Records:

▽

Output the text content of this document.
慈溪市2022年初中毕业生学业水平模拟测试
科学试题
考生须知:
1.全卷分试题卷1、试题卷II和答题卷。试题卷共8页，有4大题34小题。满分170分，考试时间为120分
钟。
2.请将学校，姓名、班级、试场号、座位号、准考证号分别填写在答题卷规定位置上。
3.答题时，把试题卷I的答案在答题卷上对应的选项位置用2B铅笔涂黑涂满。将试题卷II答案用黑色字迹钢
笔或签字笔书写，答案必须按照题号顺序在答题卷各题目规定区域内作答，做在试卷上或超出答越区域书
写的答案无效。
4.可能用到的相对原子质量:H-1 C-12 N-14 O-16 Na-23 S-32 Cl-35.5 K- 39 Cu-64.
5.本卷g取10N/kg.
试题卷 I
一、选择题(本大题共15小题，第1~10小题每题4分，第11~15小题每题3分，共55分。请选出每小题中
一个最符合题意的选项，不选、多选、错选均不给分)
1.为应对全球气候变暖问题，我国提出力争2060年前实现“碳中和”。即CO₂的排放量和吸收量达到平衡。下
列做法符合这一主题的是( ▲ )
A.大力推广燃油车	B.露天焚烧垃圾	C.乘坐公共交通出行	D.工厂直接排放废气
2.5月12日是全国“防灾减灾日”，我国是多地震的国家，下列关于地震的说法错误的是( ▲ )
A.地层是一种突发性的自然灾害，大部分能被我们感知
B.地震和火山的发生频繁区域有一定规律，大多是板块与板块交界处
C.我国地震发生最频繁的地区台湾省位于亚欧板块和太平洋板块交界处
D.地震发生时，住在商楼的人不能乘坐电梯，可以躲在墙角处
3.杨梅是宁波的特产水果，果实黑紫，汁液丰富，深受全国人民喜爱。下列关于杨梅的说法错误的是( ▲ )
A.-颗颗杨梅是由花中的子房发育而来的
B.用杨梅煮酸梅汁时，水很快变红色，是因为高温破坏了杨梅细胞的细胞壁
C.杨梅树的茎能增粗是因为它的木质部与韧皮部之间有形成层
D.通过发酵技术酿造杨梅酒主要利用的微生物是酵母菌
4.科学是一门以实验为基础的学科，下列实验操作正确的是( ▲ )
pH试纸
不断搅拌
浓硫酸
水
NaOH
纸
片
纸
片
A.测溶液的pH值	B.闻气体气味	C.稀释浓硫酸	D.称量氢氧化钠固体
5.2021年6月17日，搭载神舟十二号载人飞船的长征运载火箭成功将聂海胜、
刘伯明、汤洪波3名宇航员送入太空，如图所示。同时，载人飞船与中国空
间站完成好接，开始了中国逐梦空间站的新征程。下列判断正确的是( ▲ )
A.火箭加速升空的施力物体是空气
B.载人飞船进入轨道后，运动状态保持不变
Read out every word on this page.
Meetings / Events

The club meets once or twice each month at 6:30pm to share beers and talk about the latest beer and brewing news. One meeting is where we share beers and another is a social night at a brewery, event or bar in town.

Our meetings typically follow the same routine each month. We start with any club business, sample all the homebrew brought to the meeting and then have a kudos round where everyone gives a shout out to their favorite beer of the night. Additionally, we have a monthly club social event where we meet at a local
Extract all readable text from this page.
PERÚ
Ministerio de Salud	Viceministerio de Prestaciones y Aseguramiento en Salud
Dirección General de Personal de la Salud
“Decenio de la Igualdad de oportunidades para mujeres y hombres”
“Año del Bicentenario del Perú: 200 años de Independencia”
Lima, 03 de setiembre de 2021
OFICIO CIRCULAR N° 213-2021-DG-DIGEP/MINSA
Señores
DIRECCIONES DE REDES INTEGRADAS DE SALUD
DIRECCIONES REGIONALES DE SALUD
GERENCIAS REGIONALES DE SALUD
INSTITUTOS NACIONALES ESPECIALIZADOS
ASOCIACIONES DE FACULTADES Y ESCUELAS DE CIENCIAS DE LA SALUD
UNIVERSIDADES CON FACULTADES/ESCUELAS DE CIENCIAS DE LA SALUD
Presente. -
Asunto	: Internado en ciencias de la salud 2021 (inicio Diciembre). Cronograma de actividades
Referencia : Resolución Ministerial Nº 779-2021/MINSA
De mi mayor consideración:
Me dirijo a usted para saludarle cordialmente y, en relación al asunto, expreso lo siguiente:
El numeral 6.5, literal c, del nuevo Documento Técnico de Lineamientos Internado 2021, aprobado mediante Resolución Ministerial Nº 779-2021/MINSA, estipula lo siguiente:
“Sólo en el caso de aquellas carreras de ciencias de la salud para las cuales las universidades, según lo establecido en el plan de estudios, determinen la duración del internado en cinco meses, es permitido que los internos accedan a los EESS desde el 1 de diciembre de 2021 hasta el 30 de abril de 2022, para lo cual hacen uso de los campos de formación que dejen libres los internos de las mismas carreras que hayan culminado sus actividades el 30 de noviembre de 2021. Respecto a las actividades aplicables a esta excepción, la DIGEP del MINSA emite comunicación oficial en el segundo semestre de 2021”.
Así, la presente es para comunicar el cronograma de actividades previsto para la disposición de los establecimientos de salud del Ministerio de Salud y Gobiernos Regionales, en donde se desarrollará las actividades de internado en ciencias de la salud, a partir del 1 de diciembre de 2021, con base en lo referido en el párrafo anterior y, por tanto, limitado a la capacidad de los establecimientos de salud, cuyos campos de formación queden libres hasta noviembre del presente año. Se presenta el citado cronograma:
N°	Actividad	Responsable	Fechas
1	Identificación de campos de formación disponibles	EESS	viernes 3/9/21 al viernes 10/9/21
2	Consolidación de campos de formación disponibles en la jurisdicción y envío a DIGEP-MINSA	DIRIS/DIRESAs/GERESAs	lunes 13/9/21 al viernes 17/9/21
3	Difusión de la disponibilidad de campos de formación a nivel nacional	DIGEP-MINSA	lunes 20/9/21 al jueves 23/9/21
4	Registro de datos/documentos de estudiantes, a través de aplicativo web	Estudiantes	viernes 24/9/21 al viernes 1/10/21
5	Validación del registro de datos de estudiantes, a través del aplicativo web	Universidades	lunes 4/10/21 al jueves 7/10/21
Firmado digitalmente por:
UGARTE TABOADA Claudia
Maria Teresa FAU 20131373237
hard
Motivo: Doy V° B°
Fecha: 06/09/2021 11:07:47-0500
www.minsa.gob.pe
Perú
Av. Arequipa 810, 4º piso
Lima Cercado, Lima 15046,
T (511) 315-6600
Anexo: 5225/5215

△

* [Exercise aim]: Set down all of the records shown above once more, exactly.

* [Solution to the exercise]:
Output the text content of this document.
慈溪市2022年初中毕业生学业水平模拟测试
科学试题
考生须知:
1.全卷分试题卷1、试题卷II和答题卷。试题卷共8页，有4大题34小题。满分170分，考试时间为120分
钟。
2.请将学校，姓名、班级、试场号、座位号、准考证号分别填写在答题卷规定位置上。
3.答题时，把试题卷I的答案在答题卷上对应的选项位置用2B铅笔涂黑涂满。将试题卷II答案用黑色字迹钢
笔或签字笔书写，答案必须按照题号顺序在答题卷各题目规定区域内作答，做在试卷上或超出答越区域书
写的答案无效。
4.可能用到的相对原子质量:H-1 C-12 N-14 O-16 Na-23 S-32 Cl-35.5 K- 39 Cu-64.
5.本卷g取10N/kg.
试题卷 I
一、选择题(本大题共15小题，第1~10小题每题4分，第11~15小题每题3分，共55分。请选出每小题中
一个最符合题意的选项，不选、多选、错选均不给分)
1.为应对全球气候变暖问题，我国提出力争2060年前实现“碳中和”。即CO₂的排放量和吸收量达到平衡。下
列做法符合这一主题的是( ▲ )
A.大力推广燃油车	B.露天焚烧垃圾	C.乘坐公共交通出行	D.工厂直接排放废气
2.5月12日是全国“防灾减灾日”，我国是多地震的国家，下列关于地震的说法错误的是( ▲ )
A.地层是一种突发性的自然灾害，大部分能被我们感知
B.地震和火山的发生频繁区域有一定规律，大多是板块与板块交界处
C.我国地震发生最频繁的地区台湾省位于亚欧板块和太平洋板块交界处
D.地震发生时，住在商楼的人不能乘坐电梯，可以躲在墙角处
3.杨梅是宁波的特产水果，果实黑紫，汁液丰富，深受全国人民喜爱。下列关于杨梅的说法错误的是( ▲ )
A.-颗颗杨梅是由花中的子房发育而来的
B.用杨梅煮酸梅汁时，水很快变红色，是因为高温破坏了杨梅细胞的细胞壁
C.杨梅树的茎能增粗是因为它的木质部与韧皮部之间有形成层
D.通过发酵技术酿造杨梅酒主要利用的微生物是酵母菌
4.科学是一门以实验为基础的学科，下列实验操作正确的是( ▲ )
pH试纸
不断搅拌
浓硫酸
水
NaOH
纸
片
纸
片
A.测溶液的pH值	B.闻气体气味	C.稀释浓硫酸	D.称量氢氧化钠固体
5.2021年6月17日，搭载神舟十二号载人飞船的长征运载火箭成功将聂海胜、
刘伯明、汤洪波3名宇航员送入太空，如图所示。同时，载人飞船与中国空
间站完成好接，开始了中国逐梦空间站的新征程。下列判断正确的是( ▲ )
A.火箭加速升空的施力物体是空气
B.载人飞船进入轨道后，运动状态保持不变
Read out every word on this page.
Meetings / Events

The club meets once or twice each month at 6:30pm to share beers and talk about the latest beer and brewing news. One meeting is where we share beers and another is a social night at a brewery, event or bar in town.

Our meetings typically follow the same routine each month. We start with any club business, sample all the homebrew brought to the meeting and then have a kudos round where everyone gives a shout out to their favorite beer of the night. Additionally, we have a monthly club social event where we meet at a local
Extract all readable text from this page.
PERÚ
Ministerio de Salud	Viceministerio de Prestaciones y Aseguramiento en Salud
Dirección General de Personal de la Salud
“Decenio de la Igualdad de oportunidades para mujeres y hombres”
“Año del Bicentenario del Perú: 200 años de Independencia”
Lima, 03 de setiembre de 2021
OFICIO CIRCULAR N° 213-2021-DG-DIGEP/MINSA
Señores
DIRECCIONES DE REDES INTEGRADAS DE SALUD
DIRECCIONES REGIONALES DE SALUD
GERENCIAS REGIONALES DE SALUD
INSTITUTOS NACIONALES ESPECIALIZADOS
ASOCIACIONES DE FACULTADES Y ESCUELAS DE CIENCIAS DE LA SALUD
UNIVERSIDADES CON FACULTADES/ESCUELAS DE CIENCIAS DE LA SALUD
Presente. -
Asunto	: Internado en ciencias de la salud 2021 (inicio Diciembre). Cronograma de actividades
Referencia : Resolución Ministerial Nº 779-2021/MINSA
De mi mayor consideración:
Me dirijo a usted para saludarle cordialmente y, en relación al asunto, expreso lo siguiente:
El numeral 6.5, literal c, del nuevo Documento Técnico de Lineamientos Internado 2021, aprobado mediante Resolución Ministerial Nº 779-2021/MINSA, estipula lo siguiente:
“Sólo en el caso de aquellas carreras de ciencias de la salud para las cuales las universidades, según lo establecido en el plan de estudios, determinen la duración del internado en cinco meses, es permitido que los internos accedan a los EESS desde el 1 de diciembre de 2021 hasta el 30 de abril de 2022, para lo cual hacen uso de los campos de formación que dejen libres los internos de las mismas carreras que hayan culminado sus actividades el 30 de noviembre de 2021. Respecto a las actividades aplicables a esta excepción, la DIGEP del MINSA emite comunicación oficial en el segundo semestre de 2021”.
Así, la presente es para comunicar el cronograma de actividades previsto para la disposición de los establecimientos de salud del Ministerio de Salud y Gobiernos Regionales, en donde se desarrollará las actividades de internado en ciencias de la salud, a partir del 1 de diciembre de 2021, con base en lo referido en el párrafo anterior y, por tanto, limitado a la capacidad de los establecimientos de salud, cuyos campos de formación queden libres hasta noviembre del presente año. Se presenta el citado cronograma:
N°	Actividad	Responsable	Fechas
1	Identificación de campos de formación disponibles	EESS	viernes 3/9/21 al viernes 10/9/21
2	Consolidación de campos de formación disponibles en la jurisdicción y envío a DIGEP-MINSA	DIRIS/DIRESAs/GERESAs	lunes 13/9/21 al viernes 17/9/21
3	Difusión de la disponibilidad de campos de formación a nivel nacional	DIGEP-MINSA	lunes 20/9/21 al jueves 23/9/21
4	Registro de datos/documentos de estudiantes, a través de aplicativo web	Estudiantes	viernes 24/9/21 al viernes 1/10/21
5	Validación del registro de datos de estudiantes, a través del aplicativo web	Universidades	lunes 4/10/21 al jueves 7/10/21
Firmado digitalmente por:
UGARTE TABOADA Claudia
Maria Teresa FAU 20131373237
hard
Motivo: Doy V° B°
Fecha: 06/09/2021 11:07:47-0500
www.minsa.gob.pe
Perú
Av. Arequipa 810, 4º piso
Lima Cercado, Lima 15046,
T (511) 315-6600
Anexo: 5225/5215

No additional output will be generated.